— Start —

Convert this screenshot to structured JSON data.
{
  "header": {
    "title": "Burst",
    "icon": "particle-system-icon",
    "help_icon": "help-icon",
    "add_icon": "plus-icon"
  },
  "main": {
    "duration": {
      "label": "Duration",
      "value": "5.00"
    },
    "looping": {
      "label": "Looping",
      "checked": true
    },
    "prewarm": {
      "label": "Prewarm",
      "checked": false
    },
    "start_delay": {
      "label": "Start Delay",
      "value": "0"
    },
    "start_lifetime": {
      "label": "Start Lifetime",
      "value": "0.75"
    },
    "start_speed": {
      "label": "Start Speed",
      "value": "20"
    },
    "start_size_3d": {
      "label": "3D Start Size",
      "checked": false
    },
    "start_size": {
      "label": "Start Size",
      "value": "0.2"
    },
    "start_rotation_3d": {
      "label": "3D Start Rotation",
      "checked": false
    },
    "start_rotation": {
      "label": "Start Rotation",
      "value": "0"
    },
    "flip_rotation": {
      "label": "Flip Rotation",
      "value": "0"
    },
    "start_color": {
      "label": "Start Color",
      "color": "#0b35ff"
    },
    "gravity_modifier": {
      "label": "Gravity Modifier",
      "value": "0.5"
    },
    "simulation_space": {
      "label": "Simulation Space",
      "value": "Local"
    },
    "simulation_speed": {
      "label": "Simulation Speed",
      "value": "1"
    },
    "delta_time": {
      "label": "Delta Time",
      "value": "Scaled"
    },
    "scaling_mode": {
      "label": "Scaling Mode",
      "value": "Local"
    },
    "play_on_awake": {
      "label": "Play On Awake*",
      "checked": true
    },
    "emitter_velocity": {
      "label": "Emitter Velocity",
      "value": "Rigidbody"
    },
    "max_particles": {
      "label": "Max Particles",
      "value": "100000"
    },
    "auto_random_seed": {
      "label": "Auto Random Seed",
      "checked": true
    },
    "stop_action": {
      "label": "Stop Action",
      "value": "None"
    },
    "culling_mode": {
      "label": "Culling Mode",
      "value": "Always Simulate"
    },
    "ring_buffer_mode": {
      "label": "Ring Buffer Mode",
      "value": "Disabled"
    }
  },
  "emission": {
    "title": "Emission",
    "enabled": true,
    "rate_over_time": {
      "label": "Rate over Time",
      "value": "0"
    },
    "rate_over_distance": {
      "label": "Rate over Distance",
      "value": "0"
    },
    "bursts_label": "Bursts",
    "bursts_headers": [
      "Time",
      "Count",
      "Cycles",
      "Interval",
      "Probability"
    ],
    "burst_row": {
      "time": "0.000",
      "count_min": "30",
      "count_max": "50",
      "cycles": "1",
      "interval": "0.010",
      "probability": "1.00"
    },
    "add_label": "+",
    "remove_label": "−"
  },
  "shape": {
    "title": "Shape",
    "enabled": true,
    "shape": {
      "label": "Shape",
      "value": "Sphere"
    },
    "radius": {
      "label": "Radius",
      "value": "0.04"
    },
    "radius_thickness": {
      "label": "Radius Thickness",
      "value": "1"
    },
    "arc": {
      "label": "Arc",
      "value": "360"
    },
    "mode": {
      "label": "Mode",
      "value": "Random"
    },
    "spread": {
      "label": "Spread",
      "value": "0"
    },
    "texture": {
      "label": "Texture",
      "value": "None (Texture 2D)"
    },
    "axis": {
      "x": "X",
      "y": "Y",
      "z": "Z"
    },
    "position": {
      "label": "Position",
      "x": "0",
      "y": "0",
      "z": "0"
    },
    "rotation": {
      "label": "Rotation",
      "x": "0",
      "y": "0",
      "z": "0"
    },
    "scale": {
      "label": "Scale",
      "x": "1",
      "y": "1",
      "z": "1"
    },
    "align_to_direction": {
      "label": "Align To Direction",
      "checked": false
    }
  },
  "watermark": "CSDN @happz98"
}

— End —

**Request:**
Retype the listing exactly, in full.

**Exercise output:**
Convert this screenshot to structured JSON data.
{
  "header": {
    "title": "Burst",
    "icon": "particle-system-icon",
    "help_icon": "help-icon",
    "add_icon": "plus-icon"
  },
  "main": {
    "duration": {
      "label": "Duration",
      "value": "5.00"
    },
    "looping": {
      "label": "Looping",
      "checked": true
    },
    "prewarm": {
      "label": "Prewarm",
      "checked": false
    },
    "start_delay": {
      "label": "Start Delay",
      "value": "0"
    },
    "start_lifetime": {
      "label": "Start Lifetime",
      "value": "0.75"
    },
    "start_speed": {
      "label": "Start Speed",
      "value": "20"
    },
    "start_size_3d": {
      "label": "3D Start Size",
      "checked": false
    },
    "start_size": {
      "label": "Start Size",
      "value": "0.2"
    },
    "start_rotation_3d": {
      "label": "3D Start Rotation",
      "checked": false
    },
    "start_rotation": {
      "label": "Start Rotation",
      "value": "0"
    },
    "flip_rotation": {
      "label": "Flip Rotation",
      "value": "0"
    },
    "start_color": {
      "label": "Start Color",
      "color": "#0b35ff"
    },
    "gravity_modifier": {
      "label": "Gravity Modifier",
      "value": "0.5"
    },
    "simulation_space": {
      "label": "Simulation Space",
      "value": "Local"
    },
    "simulation_speed": {
      "label": "Simulation Speed",
      "value": "1"
    },
    "delta_time": {
      "label": "Delta Time",
      "value": "Scaled"
    },
    "scaling_mode": {
      "label": "Scaling Mode",
      "value": "Local"
    },
    "play_on_awake": {
      "label": "Play On Awake*",
      "checked": true
    },
    "emitter_velocity": {
      "label": "Emitter Velocity",
      "value": "Rigidbody"
    },
    "max_particles": {
      "label": "Max Particles",
      "value": "100000"
    },
    "auto_random_seed": {
      "label": "Auto Random Seed",
      "checked": true
    },
    "stop_action": {
      "label": "Stop Action",
      "value": "None"
    },
    "culling_mode": {
      "label": "Culling Mode",
      "value": "Always Simulate"
    },
    "ring_buffer_mode": {
      "label": "Ring Buffer Mode",
      "value": "Disabled"
    }
  },
  "emission": {
    "title": "Emission",
    "enabled": true,
    "rate_over_time": {
      "label": "Rate over Time",
      "value": "0"
    },
    "rate_over_distance": {
      "label": "Rate over Distance",
      "value": "0"
    },
    "bursts_label": "Bursts",
    "bursts_headers": [
      "Time",
      "Count",
      "Cycles",
      "Interval",
      "Probability"
    ],
    "burst_row": {
      "time": "0.000",
      "count_min": "30",
      "count_max": "50",
      "cycles": "1",
      "interval": "0.010",
      "probability": "1.00"
    },
    "add_label": "+",
    "remove_label": "−"
  },
  "shape": {
    "title": "Shape",
    "enabled": true,
    "shape": {
      "label": "Shape",
      "value": "Sphere"
    },
    "radius": {
      "label": "Radius",
      "value": "0.04"
    },
    "radius_thickness": {
      "label": "Radius Thickness",
      "value": "1"
    },
    "arc": {
      "label": "Arc",
      "value": "360"
    },
    "mode": {
      "label": "Mode",
      "value": "Random"
    },
    "spread": {
      "label": "Spread",
      "value": "0"
    },
    "texture": {
      "label": "Texture",
      "value": "None (Texture 2D)"
    },
    "axis": {
      "x": "X",
      "y": "Y",
      "z": "Z"
    },
    "position": {
      "label": "Position",
      "x": "0",
      "y": "0",
      "z": "0"
    },
    "rotation": {
      "label": "Rotation",
      "x": "0",
      "y": "0",
      "z": "0"
    },
    "scale": {
      "label": "Scale",
      "x": "1",
      "y": "1",
      "z": "1"
    },
    "align_to_direction": {
      "label": "Align To Direction",
      "checked": false
    }
  },
  "watermark": "CSDN @happz98"
}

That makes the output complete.